===== THE DATA =====
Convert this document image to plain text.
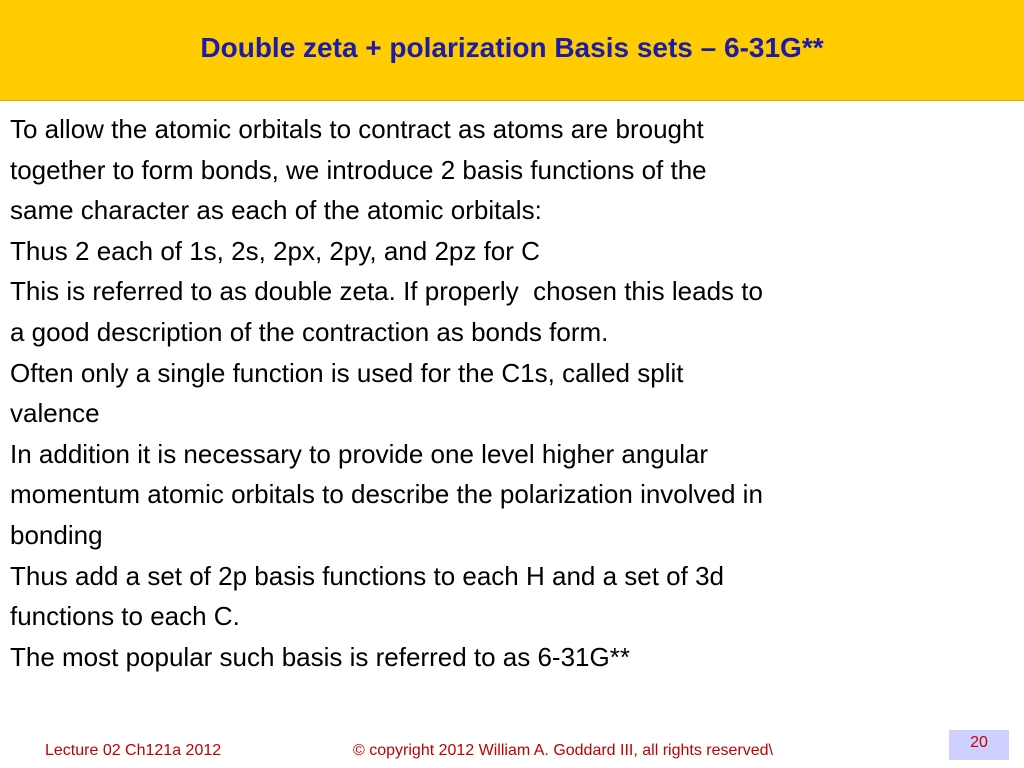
Double zeta + polarization Basis sets – 6-31G**
To allow the atomic orbitals to contract as atoms are brought
together to form bonds, we introduce 2 basis functions of the
same character as each of the atomic orbitals:
Thus 2 each of 1s, 2s, 2px, 2py, and 2pz for C
This is referred to as double zeta. If properly  chosen this leads to
a good description of the contraction as bonds form.
Often only a single function is used for the C1s, called split
valence
In addition it is necessary to provide one level higher angular
momentum atomic orbitals to describe the polarization involved in
bonding
Thus add a set of 2p basis functions to each H and a set of 3d
functions to each C.
The most popular such basis is referred to as 6-31G**
Lecture 02 Ch121a 2012	© copyright 2012 William A. Goddard III, all rights reserved\	20
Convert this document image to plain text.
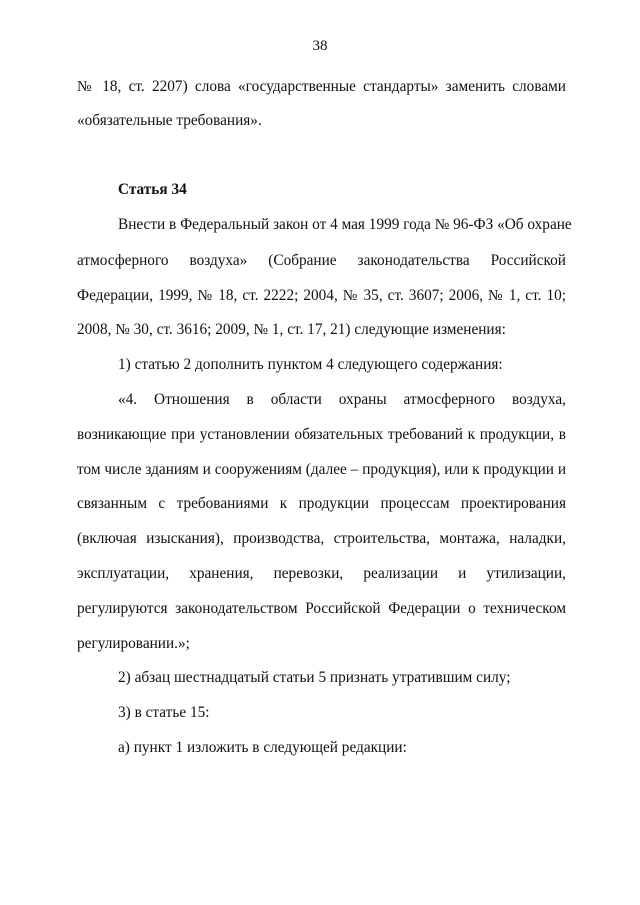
38
№ 18, ст. 2207) слова «государственные стандарты» заменить словами
«обязательные требования».
Статья 34
Внести в Федеральный закон от 4 мая 1999 года № 96-ФЗ «Об охране
атмосферного воздуха» (Собрание законодательства Российской
Федерации, 1999, № 18, ст. 2222; 2004, № 35, ст. 3607; 2006, № 1, ст. 10;
2008, № 30, ст. 3616; 2009, № 1, ст. 17, 21) следующие изменения:
1) статью 2 дополнить пунктом 4 следующего содержания:
«4. Отношения в области охраны атмосферного воздуха,
возникающие при установлении обязательных требований к продукции, в
том числе зданиям и сооружениям (далее – продукция), или к продукции и
связанным с требованиями к продукции процессам проектирования
(включая изыскания), производства, строительства, монтажа, наладки,
эксплуатации, хранения, перевозки, реализации и утилизации,
регулируются законодательством Российской Федерации о техническом
регулировании.»;
2) абзац шестнадцатый статьи 5 признать утратившим силу;
3) в статье 15:
а) пункт 1 изложить в следующей редакции:
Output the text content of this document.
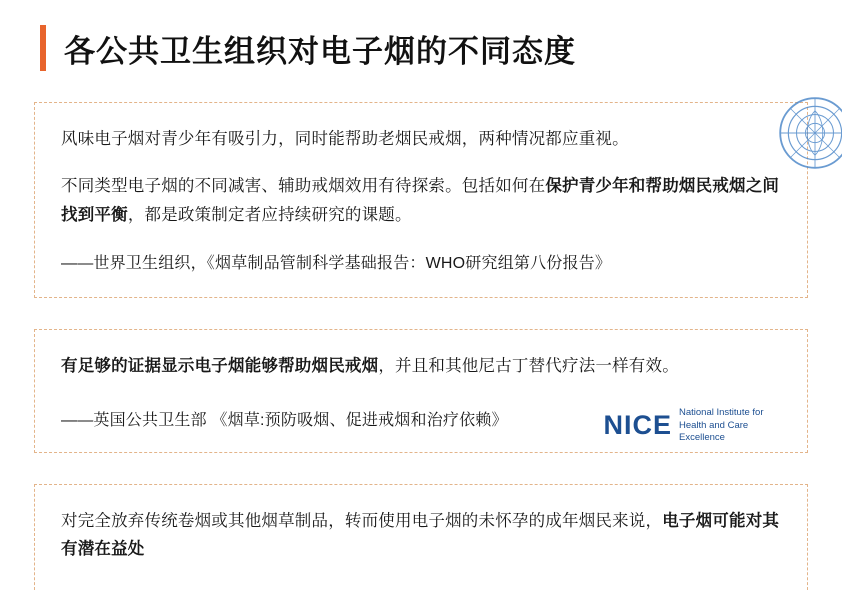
各公共卫生组织对电子烟的不同态度

风味电子烟对青少年有吸引力，同时能帮助老烟民戒烟，两种情况都应重视。

不同类型电子烟的不同减害、辅助戒烟效用有待探索。包括如何在保护青少年和帮助烟民戒烟之间找到平衡，都是政策制定者应持续研究的课题。

——世界卫生组织，《烟草制品管制科学基础报告：WHO研究组第八份报告》

有足够的证据显示电子烟能够帮助烟民戒烟，并且和其他尼古丁替代疗法一样有效。

——英国公共卫生部 《烟草:预防吸烟、促进戒烟和治疗依赖》	NICE National Institute for Health and Care Excellence

对完全放弃传统卷烟或其他烟草制品，转而使用电子烟的未怀孕的成年烟民来说，电子烟可能对其有潜在益处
=====
### WRITTEN PROBLEM
Copy each line of the listing in which the word "orbitals" can be found.

### EXPECTED OUTPUT
To allow the atomic orbitals to contract as atoms are brought
same character as each of the atomic orbitals:
momentum atomic orbitals to describe the polarization involved in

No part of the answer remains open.